===== Available data =====
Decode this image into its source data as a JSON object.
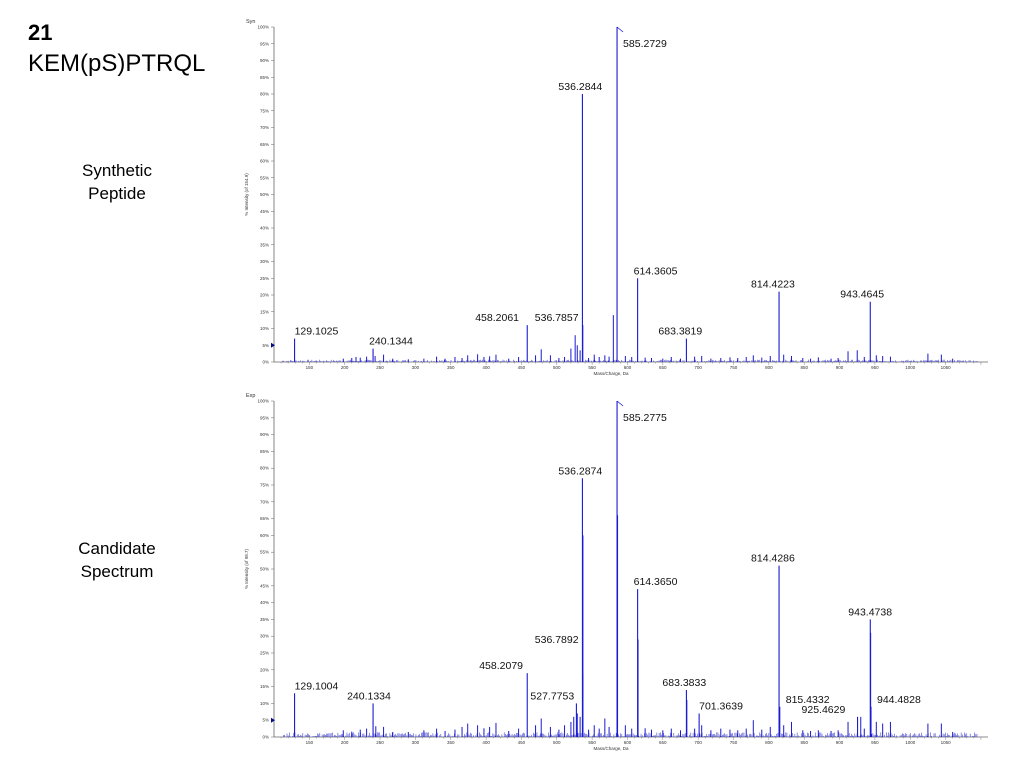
{
  "header": {
    "number": "21",
    "peptide": "KEM(pS)PTRQL"
  },
  "panels": [
    {
      "side_label_line1": "Synthetic",
      "side_label_line2": "Peptide"
    },
    {
      "side_label_line1": "Candidate",
      "side_label_line2": "Spectrum"
    }
  ],
  "chart_data": [
    {
      "type": "bar",
      "corner_label": "Syn",
      "xlabel": "Mass/Charge, Da",
      "ylabel": "% Intensity (of 154.9)",
      "xlim": [
        100,
        1110
      ],
      "ylim": [
        0,
        100
      ],
      "xticks": [
        150,
        200,
        250,
        300,
        350,
        400,
        450,
        500,
        550,
        600,
        650,
        700,
        750,
        800,
        850,
        900,
        950,
        1000,
        1050
      ],
      "yticks": [
        0,
        5,
        10,
        15,
        20,
        25,
        30,
        35,
        40,
        45,
        50,
        55,
        60,
        65,
        70,
        75,
        80,
        85,
        90,
        95,
        100
      ],
      "marker_y": 5,
      "labeled_peaks": [
        {
          "mz": 129.1025,
          "intensity": 7,
          "label": "129.1025"
        },
        {
          "mz": 240.1344,
          "intensity": 4,
          "label": "240.1344"
        },
        {
          "mz": 458.2061,
          "intensity": 11,
          "label": "458.2061"
        },
        {
          "mz": 536.7857,
          "intensity": 11,
          "label": "536.7857"
        },
        {
          "mz": 536.2844,
          "intensity": 80,
          "label": "536.2844"
        },
        {
          "mz": 585.2729,
          "intensity": 100,
          "label": "585.2729"
        },
        {
          "mz": 614.3605,
          "intensity": 25,
          "label": "614.3605"
        },
        {
          "mz": 683.3819,
          "intensity": 7,
          "label": "683.3819"
        },
        {
          "mz": 814.4223,
          "intensity": 21,
          "label": "814.4223"
        },
        {
          "mz": 943.4645,
          "intensity": 18,
          "label": "943.4645"
        }
      ],
      "other_peaks": [
        [
          198,
          1
        ],
        [
          210,
          1.2
        ],
        [
          216,
          1.5
        ],
        [
          222,
          1.3
        ],
        [
          231,
          1.6
        ],
        [
          243,
          1.8
        ],
        [
          255,
          2.2
        ],
        [
          268,
          1
        ],
        [
          290,
          0.8
        ],
        [
          312,
          1
        ],
        [
          330,
          1.6
        ],
        [
          342,
          1
        ],
        [
          356,
          1.5
        ],
        [
          366,
          1.2
        ],
        [
          374,
          2
        ],
        [
          388,
          2.3
        ],
        [
          397,
          1.5
        ],
        [
          405,
          1.7
        ],
        [
          414,
          2.2
        ],
        [
          432,
          1
        ],
        [
          446,
          1.5
        ],
        [
          470,
          2
        ],
        [
          478,
          3.8
        ],
        [
          491,
          2
        ],
        [
          503,
          1.2
        ],
        [
          511,
          1.5
        ],
        [
          520,
          4
        ],
        [
          526,
          8
        ],
        [
          529,
          5
        ],
        [
          533,
          3.5
        ],
        [
          545,
          1.2
        ],
        [
          553,
          2.2
        ],
        [
          560,
          1.5
        ],
        [
          568,
          2
        ],
        [
          574,
          1.6
        ],
        [
          580,
          14
        ],
        [
          597,
          1.8
        ],
        [
          606,
          1.5
        ],
        [
          625,
          1.3
        ],
        [
          634,
          1.2
        ],
        [
          650,
          1
        ],
        [
          662,
          1.5
        ],
        [
          675,
          1
        ],
        [
          695,
          1.6
        ],
        [
          705,
          1.8
        ],
        [
          718,
          1
        ],
        [
          732,
          1.2
        ],
        [
          745,
          1.4
        ],
        [
          756,
          1.2
        ],
        [
          768,
          1.5
        ],
        [
          778,
          2
        ],
        [
          790,
          1.3
        ],
        [
          802,
          1.8
        ],
        [
          821,
          2.2
        ],
        [
          832,
          1.8
        ],
        [
          848,
          1.2
        ],
        [
          859,
          1
        ],
        [
          870,
          1.4
        ],
        [
          888,
          1
        ],
        [
          898,
          1.2
        ],
        [
          912,
          3.2
        ],
        [
          925,
          3.5
        ],
        [
          935,
          1.5
        ],
        [
          952,
          2
        ],
        [
          961,
          1.8
        ],
        [
          972,
          1.6
        ],
        [
          1025,
          2.5
        ],
        [
          1044,
          2.2
        ],
        [
          1060,
          1
        ]
      ]
    },
    {
      "type": "bar",
      "corner_label": "Exp",
      "xlabel": "Mass/Charge, Da",
      "ylabel": "% Intensity (of 98.7)",
      "xlim": [
        100,
        1110
      ],
      "ylim": [
        0,
        100
      ],
      "xticks": [
        150,
        200,
        250,
        300,
        350,
        400,
        450,
        500,
        550,
        600,
        650,
        700,
        750,
        800,
        850,
        900,
        950,
        1000,
        1050
      ],
      "yticks": [
        0,
        5,
        10,
        15,
        20,
        25,
        30,
        35,
        40,
        45,
        50,
        55,
        60,
        65,
        70,
        75,
        80,
        85,
        90,
        95,
        100
      ],
      "marker_y": 5,
      "labeled_peaks": [
        {
          "mz": 129.1004,
          "intensity": 13,
          "label": "129.1004"
        },
        {
          "mz": 240.1334,
          "intensity": 10,
          "label": "240.1334"
        },
        {
          "mz": 458.2079,
          "intensity": 19,
          "label": "458.2079"
        },
        {
          "mz": 527.7753,
          "intensity": 10,
          "label": "527.7753"
        },
        {
          "mz": 536.7892,
          "intensity": 19,
          "label": "536.7892"
        },
        {
          "mz": 536.2874,
          "intensity": 77,
          "label": "536.2874"
        },
        {
          "mz": 585.2775,
          "intensity": 100,
          "label": "585.2775"
        },
        {
          "mz": 614.365,
          "intensity": 44,
          "label": "614.3650"
        },
        {
          "mz": 683.3833,
          "intensity": 14,
          "label": "683.3833"
        },
        {
          "mz": 701.3639,
          "intensity": 7,
          "label": "701.3639"
        },
        {
          "mz": 814.4286,
          "intensity": 51,
          "label": "814.4286"
        },
        {
          "mz": 815.4332,
          "intensity": 9,
          "label": "815.4332"
        },
        {
          "mz": 925.4629,
          "intensity": 6,
          "label": "925.4629"
        },
        {
          "mz": 943.4738,
          "intensity": 35,
          "label": "943.4738"
        },
        {
          "mz": 944.4828,
          "intensity": 9,
          "label": "944.4828"
        }
      ],
      "other_peaks": [
        [
          198,
          2
        ],
        [
          210,
          1.6
        ],
        [
          222,
          2.2
        ],
        [
          231,
          2.5
        ],
        [
          244,
          3.2
        ],
        [
          255,
          3
        ],
        [
          268,
          1.5
        ],
        [
          290,
          1.5
        ],
        [
          312,
          2
        ],
        [
          330,
          2.5
        ],
        [
          342,
          1.8
        ],
        [
          356,
          2.2
        ],
        [
          366,
          3
        ],
        [
          374,
          4
        ],
        [
          388,
          3.5
        ],
        [
          397,
          2.6
        ],
        [
          405,
          3
        ],
        [
          414,
          4.2
        ],
        [
          432,
          1.8
        ],
        [
          446,
          2.5
        ],
        [
          470,
          3.5
        ],
        [
          478,
          5.5
        ],
        [
          491,
          3
        ],
        [
          503,
          2.2
        ],
        [
          511,
          3.5
        ],
        [
          520,
          4.5
        ],
        [
          524,
          6
        ],
        [
          529,
          7
        ],
        [
          533,
          6
        ],
        [
          537,
          60
        ],
        [
          545,
          2.2
        ],
        [
          553,
          3.5
        ],
        [
          560,
          2.5
        ],
        [
          568,
          5.5
        ],
        [
          574,
          3
        ],
        [
          586,
          66
        ],
        [
          597,
          3.5
        ],
        [
          606,
          2.5
        ],
        [
          615,
          29
        ],
        [
          625,
          2.6
        ],
        [
          634,
          2.2
        ],
        [
          650,
          2
        ],
        [
          662,
          2.5
        ],
        [
          675,
          2
        ],
        [
          684,
          11
        ],
        [
          695,
          2.5
        ],
        [
          705,
          3.5
        ],
        [
          718,
          2
        ],
        [
          732,
          2.5
        ],
        [
          745,
          2.2
        ],
        [
          756,
          2
        ],
        [
          768,
          2.5
        ],
        [
          778,
          5
        ],
        [
          790,
          2.2
        ],
        [
          802,
          3
        ],
        [
          821,
          3.5
        ],
        [
          832,
          4.5
        ],
        [
          848,
          2
        ],
        [
          859,
          1.8
        ],
        [
          870,
          2
        ],
        [
          888,
          1.8
        ],
        [
          898,
          2
        ],
        [
          912,
          4.5
        ],
        [
          930,
          6
        ],
        [
          935,
          2.5
        ],
        [
          944,
          31
        ],
        [
          952,
          4.5
        ],
        [
          961,
          4
        ],
        [
          972,
          4.5
        ],
        [
          1025,
          4
        ],
        [
          1044,
          4
        ],
        [
          1060,
          1.5
        ]
      ]
    }
  ]
}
=====
▸ **Work request**
Find every line of the data that includes the string "ylabel". Copy each of those lines.

▸ **Written response**
      "ylabel": "% Intensity (of 154.9)",
      "ylabel": "% Intensity (of 98.7)",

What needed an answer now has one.